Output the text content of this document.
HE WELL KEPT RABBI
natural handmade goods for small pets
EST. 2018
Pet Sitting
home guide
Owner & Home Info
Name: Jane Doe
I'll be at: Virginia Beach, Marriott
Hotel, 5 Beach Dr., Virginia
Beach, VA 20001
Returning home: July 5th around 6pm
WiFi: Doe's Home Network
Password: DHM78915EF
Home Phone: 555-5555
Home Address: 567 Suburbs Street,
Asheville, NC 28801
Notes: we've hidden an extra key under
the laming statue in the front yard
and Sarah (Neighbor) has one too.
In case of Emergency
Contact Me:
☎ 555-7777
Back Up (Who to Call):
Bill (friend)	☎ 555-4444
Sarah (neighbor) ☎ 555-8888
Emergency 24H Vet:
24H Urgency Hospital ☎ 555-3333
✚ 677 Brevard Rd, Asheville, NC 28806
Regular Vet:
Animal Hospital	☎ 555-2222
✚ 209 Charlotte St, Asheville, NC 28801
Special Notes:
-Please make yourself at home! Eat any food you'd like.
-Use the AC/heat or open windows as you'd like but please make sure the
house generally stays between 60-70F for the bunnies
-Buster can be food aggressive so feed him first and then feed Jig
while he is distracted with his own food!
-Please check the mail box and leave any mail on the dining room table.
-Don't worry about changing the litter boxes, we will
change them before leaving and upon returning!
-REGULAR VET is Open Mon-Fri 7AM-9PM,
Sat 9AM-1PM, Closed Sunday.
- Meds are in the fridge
◇ ◇ ◇
→ Problem: Reproduce the complete set of lines precisely as supplied.

→ Result of this exercise:
Output the text content of this document.
HE WELL KEPT RABBI
natural handmade goods for small pets
EST. 2018
Pet Sitting
home guide
Owner & Home Info
Name: Jane Doe
I'll be at: Virginia Beach, Marriott
Hotel, 5 Beach Dr., Virginia
Beach, VA 20001
Returning home: July 5th around 6pm
WiFi: Doe's Home Network
Password: DHM78915EF
Home Phone: 555-5555
Home Address: 567 Suburbs Street,
Asheville, NC 28801
Notes: we've hidden an extra key under
the laming statue in the front yard
and Sarah (Neighbor) has one too.
In case of Emergency
Contact Me:
☎ 555-7777
Back Up (Who to Call):
Bill (friend)	☎ 555-4444
Sarah (neighbor) ☎ 555-8888
Emergency 24H Vet:
24H Urgency Hospital ☎ 555-3333
✚ 677 Brevard Rd, Asheville, NC 28806
Regular Vet:
Animal Hospital	☎ 555-2222
✚ 209 Charlotte St, Asheville, NC 28801
Special Notes:
-Please make yourself at home! Eat any food you'd like.
-Use the AC/heat or open windows as you'd like but please make sure the
house generally stays between 60-70F for the bunnies
-Buster can be food aggressive so feed him first and then feed Jig
while he is distracted with his own food!
-Please check the mail box and leave any mail on the dining room table.
-Don't worry about changing the litter boxes, we will
change them before leaving and upon returning!
-REGULAR VET is Open Mon-Fri 7AM-9PM,
Sat 9AM-1PM, Closed Sunday.
- Meds are in the fridge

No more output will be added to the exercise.